* [Written exercise]: Scan the records for the word "документов". Copy each line that includes it.

* [Records shown]:
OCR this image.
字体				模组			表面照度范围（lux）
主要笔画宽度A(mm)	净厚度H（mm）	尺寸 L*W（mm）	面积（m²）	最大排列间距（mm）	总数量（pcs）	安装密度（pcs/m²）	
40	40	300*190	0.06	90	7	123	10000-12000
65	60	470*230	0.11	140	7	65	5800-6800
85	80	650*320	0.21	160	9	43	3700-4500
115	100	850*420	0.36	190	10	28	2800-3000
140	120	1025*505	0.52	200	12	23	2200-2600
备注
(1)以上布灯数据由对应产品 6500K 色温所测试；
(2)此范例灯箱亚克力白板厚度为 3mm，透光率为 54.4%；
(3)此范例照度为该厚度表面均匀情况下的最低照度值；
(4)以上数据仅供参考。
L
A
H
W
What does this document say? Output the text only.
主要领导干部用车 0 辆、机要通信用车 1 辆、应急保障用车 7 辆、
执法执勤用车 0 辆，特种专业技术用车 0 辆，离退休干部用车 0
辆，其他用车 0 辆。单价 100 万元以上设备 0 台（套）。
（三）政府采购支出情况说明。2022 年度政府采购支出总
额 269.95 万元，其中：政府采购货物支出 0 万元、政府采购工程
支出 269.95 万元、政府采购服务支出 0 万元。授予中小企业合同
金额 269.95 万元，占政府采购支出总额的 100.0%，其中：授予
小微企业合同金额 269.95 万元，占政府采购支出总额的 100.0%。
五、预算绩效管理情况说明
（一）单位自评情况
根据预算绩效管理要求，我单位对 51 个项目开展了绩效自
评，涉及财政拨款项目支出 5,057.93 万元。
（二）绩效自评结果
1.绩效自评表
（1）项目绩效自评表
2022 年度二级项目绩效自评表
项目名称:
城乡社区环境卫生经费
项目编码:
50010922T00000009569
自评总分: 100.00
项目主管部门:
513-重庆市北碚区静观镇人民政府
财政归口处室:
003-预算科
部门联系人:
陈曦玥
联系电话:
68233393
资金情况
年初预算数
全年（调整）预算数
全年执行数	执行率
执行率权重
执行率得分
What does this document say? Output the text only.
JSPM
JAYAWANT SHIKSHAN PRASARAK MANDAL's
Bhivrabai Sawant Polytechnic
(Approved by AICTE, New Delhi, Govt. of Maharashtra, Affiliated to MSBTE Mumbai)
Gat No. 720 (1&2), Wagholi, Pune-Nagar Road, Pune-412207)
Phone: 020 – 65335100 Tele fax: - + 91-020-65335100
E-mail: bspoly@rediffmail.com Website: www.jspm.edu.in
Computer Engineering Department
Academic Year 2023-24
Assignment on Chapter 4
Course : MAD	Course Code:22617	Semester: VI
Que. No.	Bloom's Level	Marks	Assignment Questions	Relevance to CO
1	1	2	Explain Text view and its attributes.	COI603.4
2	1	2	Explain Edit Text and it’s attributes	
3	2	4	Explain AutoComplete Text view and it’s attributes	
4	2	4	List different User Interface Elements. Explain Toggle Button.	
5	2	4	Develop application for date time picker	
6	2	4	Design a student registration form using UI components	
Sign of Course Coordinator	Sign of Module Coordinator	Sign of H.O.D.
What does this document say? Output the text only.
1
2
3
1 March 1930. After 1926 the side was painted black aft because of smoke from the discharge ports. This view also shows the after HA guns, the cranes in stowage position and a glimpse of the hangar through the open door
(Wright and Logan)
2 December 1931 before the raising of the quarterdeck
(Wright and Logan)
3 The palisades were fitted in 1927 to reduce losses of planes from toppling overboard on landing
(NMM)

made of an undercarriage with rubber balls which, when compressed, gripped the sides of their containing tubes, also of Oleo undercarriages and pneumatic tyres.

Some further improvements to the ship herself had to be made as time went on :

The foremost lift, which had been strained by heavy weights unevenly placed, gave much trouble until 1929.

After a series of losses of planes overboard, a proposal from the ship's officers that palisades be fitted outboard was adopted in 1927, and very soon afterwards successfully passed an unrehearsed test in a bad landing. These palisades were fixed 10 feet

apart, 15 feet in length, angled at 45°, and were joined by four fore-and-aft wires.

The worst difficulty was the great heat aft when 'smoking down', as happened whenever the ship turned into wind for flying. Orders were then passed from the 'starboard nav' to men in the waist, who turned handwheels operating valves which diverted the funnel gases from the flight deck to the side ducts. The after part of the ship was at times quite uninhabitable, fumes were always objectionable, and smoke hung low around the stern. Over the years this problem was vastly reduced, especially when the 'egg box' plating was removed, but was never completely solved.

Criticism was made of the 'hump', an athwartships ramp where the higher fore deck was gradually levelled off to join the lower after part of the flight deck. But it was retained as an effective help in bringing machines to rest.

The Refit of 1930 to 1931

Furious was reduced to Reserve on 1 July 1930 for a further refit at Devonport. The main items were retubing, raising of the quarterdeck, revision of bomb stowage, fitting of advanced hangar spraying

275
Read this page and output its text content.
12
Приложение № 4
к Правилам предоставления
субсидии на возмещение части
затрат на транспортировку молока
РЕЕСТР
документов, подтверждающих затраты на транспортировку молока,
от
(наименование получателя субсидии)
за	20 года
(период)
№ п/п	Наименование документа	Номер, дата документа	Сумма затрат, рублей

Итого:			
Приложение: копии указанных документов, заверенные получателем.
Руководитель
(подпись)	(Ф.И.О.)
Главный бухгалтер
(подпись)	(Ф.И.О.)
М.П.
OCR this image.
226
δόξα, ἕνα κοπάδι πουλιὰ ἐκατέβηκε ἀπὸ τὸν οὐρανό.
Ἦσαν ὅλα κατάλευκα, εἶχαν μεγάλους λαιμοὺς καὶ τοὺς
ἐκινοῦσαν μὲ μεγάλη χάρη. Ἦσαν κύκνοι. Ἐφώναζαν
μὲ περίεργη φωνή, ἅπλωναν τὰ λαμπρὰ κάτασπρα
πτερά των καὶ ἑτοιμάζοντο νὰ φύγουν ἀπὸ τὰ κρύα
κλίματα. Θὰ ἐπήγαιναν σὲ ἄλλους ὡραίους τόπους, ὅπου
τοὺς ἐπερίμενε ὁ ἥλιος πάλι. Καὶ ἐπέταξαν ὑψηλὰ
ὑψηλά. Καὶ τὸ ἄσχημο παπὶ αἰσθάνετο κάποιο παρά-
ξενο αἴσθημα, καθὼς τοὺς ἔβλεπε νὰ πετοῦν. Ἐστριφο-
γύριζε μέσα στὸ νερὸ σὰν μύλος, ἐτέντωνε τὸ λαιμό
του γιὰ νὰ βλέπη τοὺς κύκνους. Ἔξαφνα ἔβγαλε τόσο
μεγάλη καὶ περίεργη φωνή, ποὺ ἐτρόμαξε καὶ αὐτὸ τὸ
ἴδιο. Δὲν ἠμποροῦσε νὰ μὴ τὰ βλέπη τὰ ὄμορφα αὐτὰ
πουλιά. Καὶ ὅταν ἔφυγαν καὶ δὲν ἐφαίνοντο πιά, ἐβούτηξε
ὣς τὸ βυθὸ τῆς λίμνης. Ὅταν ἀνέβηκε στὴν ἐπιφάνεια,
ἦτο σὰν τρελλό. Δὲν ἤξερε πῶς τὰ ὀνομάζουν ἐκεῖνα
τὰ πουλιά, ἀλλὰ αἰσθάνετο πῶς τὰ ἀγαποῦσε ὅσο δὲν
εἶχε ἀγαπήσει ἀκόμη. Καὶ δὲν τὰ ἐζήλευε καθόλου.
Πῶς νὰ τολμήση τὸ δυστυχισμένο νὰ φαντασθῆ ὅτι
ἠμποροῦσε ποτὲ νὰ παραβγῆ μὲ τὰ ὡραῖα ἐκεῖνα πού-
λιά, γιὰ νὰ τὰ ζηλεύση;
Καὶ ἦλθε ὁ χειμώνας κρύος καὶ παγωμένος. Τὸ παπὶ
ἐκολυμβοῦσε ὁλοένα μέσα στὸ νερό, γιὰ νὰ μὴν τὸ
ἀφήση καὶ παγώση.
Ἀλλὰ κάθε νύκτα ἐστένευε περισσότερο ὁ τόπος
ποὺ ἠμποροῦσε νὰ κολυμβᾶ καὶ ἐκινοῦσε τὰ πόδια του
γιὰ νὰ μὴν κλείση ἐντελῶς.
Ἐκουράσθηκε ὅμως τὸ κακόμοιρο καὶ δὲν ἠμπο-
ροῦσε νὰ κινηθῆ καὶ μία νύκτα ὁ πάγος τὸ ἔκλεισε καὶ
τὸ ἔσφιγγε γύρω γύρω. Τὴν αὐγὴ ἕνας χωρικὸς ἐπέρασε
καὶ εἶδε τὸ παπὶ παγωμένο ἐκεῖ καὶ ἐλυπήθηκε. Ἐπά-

* [Task solution]:
документов, подтверждающих затраты на транспортировку молока,
Приложение: копии указанных документов, заверенные получателем.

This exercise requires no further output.